> [Exercise details]:
Transcribe the records exactly. Pictures do not belong in the transcription.

Figure contents as structured data:
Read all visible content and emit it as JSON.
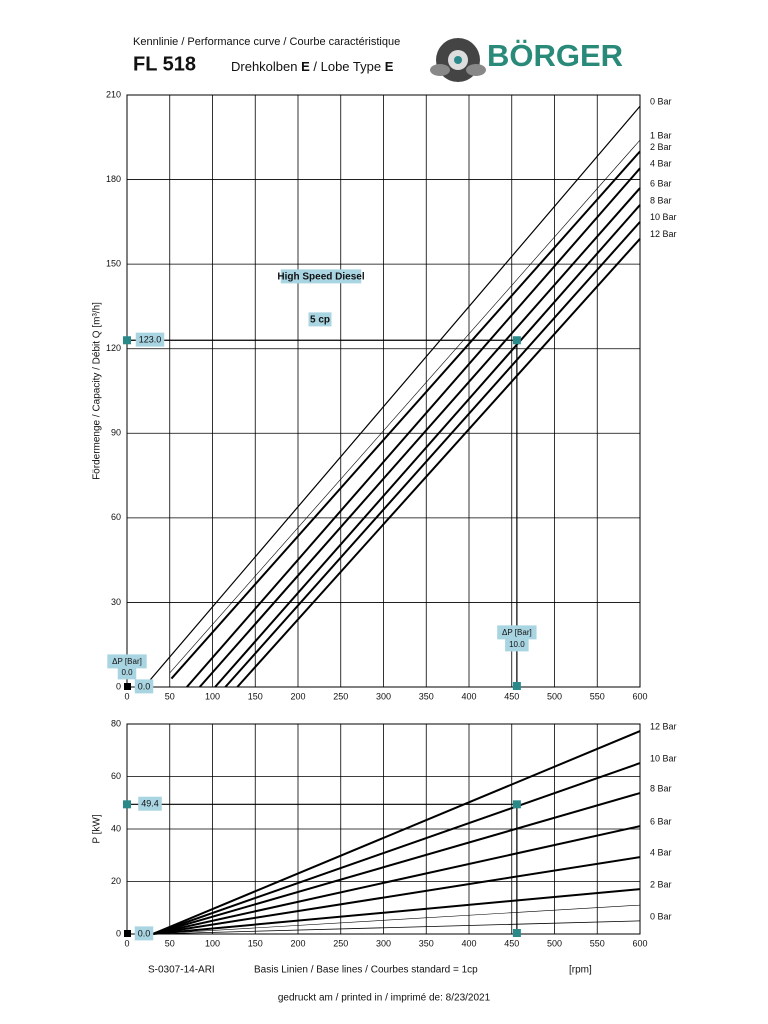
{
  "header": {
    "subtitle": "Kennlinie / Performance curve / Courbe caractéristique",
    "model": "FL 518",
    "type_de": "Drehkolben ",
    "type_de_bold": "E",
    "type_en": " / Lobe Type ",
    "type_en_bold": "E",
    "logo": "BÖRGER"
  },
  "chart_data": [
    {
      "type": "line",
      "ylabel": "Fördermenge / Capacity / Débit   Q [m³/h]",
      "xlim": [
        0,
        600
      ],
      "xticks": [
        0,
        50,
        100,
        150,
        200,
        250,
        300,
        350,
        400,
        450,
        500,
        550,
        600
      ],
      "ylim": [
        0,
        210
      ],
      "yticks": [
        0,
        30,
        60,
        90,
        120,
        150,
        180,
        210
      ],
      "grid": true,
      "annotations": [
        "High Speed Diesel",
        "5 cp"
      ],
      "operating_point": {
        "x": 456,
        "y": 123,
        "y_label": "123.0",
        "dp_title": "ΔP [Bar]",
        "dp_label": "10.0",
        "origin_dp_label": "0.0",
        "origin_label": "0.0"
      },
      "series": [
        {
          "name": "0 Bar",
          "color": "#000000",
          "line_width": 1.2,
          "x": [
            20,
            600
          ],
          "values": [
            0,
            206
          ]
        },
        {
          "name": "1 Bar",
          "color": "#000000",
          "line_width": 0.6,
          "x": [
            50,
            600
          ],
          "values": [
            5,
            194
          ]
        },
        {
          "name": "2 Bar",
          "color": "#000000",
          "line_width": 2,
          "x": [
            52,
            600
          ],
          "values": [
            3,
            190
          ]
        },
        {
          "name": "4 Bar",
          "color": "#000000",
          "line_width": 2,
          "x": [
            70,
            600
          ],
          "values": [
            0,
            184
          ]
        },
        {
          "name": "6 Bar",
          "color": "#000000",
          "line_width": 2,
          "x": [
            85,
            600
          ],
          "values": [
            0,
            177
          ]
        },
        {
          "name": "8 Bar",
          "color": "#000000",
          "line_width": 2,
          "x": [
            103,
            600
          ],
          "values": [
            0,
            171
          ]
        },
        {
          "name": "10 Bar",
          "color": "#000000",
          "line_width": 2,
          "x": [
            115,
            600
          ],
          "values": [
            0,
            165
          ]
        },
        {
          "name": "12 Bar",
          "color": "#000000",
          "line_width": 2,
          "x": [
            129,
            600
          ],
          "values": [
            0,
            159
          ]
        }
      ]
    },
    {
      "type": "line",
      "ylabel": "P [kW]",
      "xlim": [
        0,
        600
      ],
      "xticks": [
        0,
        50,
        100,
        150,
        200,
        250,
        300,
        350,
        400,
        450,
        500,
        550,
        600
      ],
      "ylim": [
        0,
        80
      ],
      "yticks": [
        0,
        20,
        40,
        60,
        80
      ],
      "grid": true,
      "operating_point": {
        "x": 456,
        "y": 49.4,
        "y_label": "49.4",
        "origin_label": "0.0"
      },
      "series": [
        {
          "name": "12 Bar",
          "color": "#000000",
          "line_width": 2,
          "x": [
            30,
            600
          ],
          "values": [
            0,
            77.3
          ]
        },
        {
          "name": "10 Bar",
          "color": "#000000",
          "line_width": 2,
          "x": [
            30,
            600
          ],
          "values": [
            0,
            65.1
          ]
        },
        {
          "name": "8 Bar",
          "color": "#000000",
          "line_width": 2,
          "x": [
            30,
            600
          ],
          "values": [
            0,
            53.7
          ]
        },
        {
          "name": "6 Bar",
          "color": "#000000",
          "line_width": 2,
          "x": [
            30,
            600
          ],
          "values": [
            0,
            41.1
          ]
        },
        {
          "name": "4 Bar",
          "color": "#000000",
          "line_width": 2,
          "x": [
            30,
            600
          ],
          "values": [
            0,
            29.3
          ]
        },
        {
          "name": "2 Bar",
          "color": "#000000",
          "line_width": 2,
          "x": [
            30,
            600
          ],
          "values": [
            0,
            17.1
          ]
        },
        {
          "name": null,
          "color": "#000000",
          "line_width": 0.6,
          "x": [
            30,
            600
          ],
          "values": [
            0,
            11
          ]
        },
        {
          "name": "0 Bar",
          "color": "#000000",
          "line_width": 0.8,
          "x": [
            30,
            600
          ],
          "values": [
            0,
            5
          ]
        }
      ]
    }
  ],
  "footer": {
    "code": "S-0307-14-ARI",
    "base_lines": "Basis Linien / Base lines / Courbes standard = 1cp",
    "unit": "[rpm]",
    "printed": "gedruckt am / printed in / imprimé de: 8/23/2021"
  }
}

> [Solution to this problem]:
Read all visible content and emit it as JSON.
{
  "header": {
    "subtitle": "Kennlinie / Performance curve / Courbe caractéristique",
    "model": "FL 518",
    "type_de": "Drehkolben ",
    "type_de_bold": "E",
    "type_en": " / Lobe Type ",
    "type_en_bold": "E",
    "logo": "BÖRGER"
  },
  "chart_data": [
    {
      "type": "line",
      "ylabel": "Fördermenge / Capacity / Débit   Q [m³/h]",
      "xlim": [
        0,
        600
      ],
      "xticks": [
        0,
        50,
        100,
        150,
        200,
        250,
        300,
        350,
        400,
        450,
        500,
        550,
        600
      ],
      "ylim": [
        0,
        210
      ],
      "yticks": [
        0,
        30,
        60,
        90,
        120,
        150,
        180,
        210
      ],
      "grid": true,
      "annotations": [
        "High Speed Diesel",
        "5 cp"
      ],
      "operating_point": {
        "x": 456,
        "y": 123,
        "y_label": "123.0",
        "dp_title": "ΔP [Bar]",
        "dp_label": "10.0",
        "origin_dp_label": "0.0",
        "origin_label": "0.0"
      },
      "series": [
        {
          "name": "0 Bar",
          "color": "#000000",
          "line_width": 1.2,
          "x": [
            20,
            600
          ],
          "values": [
            0,
            206
          ]
        },
        {
          "name": "1 Bar",
          "color": "#000000",
          "line_width": 0.6,
          "x": [
            50,
            600
          ],
          "values": [
            5,
            194
          ]
        },
        {
          "name": "2 Bar",
          "color": "#000000",
          "line_width": 2,
          "x": [
            52,
            600
          ],
          "values": [
            3,
            190
          ]
        },
        {
          "name": "4 Bar",
          "color": "#000000",
          "line_width": 2,
          "x": [
            70,
            600
          ],
          "values": [
            0,
            184
          ]
        },
        {
          "name": "6 Bar",
          "color": "#000000",
          "line_width": 2,
          "x": [
            85,
            600
          ],
          "values": [
            0,
            177
          ]
        },
        {
          "name": "8 Bar",
          "color": "#000000",
          "line_width": 2,
          "x": [
            103,
            600
          ],
          "values": [
            0,
            171
          ]
        },
        {
          "name": "10 Bar",
          "color": "#000000",
          "line_width": 2,
          "x": [
            115,
            600
          ],
          "values": [
            0,
            165
          ]
        },
        {
          "name": "12 Bar",
          "color": "#000000",
          "line_width": 2,
          "x": [
            129,
            600
          ],
          "values": [
            0,
            159
          ]
        }
      ]
    },
    {
      "type": "line",
      "ylabel": "P [kW]",
      "xlim": [
        0,
        600
      ],
      "xticks": [
        0,
        50,
        100,
        150,
        200,
        250,
        300,
        350,
        400,
        450,
        500,
        550,
        600
      ],
      "ylim": [
        0,
        80
      ],
      "yticks": [
        0,
        20,
        40,
        60,
        80
      ],
      "grid": true,
      "operating_point": {
        "x": 456,
        "y": 49.4,
        "y_label": "49.4",
        "origin_label": "0.0"
      },
      "series": [
        {
          "name": "12 Bar",
          "color": "#000000",
          "line_width": 2,
          "x": [
            30,
            600
          ],
          "values": [
            0,
            77.3
          ]
        },
        {
          "name": "10 Bar",
          "color": "#000000",
          "line_width": 2,
          "x": [
            30,
            600
          ],
          "values": [
            0,
            65.1
          ]
        },
        {
          "name": "8 Bar",
          "color": "#000000",
          "line_width": 2,
          "x": [
            30,
            600
          ],
          "values": [
            0,
            53.7
          ]
        },
        {
          "name": "6 Bar",
          "color": "#000000",
          "line_width": 2,
          "x": [
            30,
            600
          ],
          "values": [
            0,
            41.1
          ]
        },
        {
          "name": "4 Bar",
          "color": "#000000",
          "line_width": 2,
          "x": [
            30,
            600
          ],
          "values": [
            0,
            29.3
          ]
        },
        {
          "name": "2 Bar",
          "color": "#000000",
          "line_width": 2,
          "x": [
            30,
            600
          ],
          "values": [
            0,
            17.1
          ]
        },
        {
          "name": null,
          "color": "#000000",
          "line_width": 0.6,
          "x": [
            30,
            600
          ],
          "values": [
            0,
            11
          ]
        },
        {
          "name": "0 Bar",
          "color": "#000000",
          "line_width": 0.8,
          "x": [
            30,
            600
          ],
          "values": [
            0,
            5
          ]
        }
      ]
    }
  ],
  "footer": {
    "code": "S-0307-14-ARI",
    "base_lines": "Basis Linien / Base lines / Courbes standard = 1cp",
    "unit": "[rpm]",
    "printed": "gedruckt am / printed in / imprimé de: 8/23/2021"
  }
}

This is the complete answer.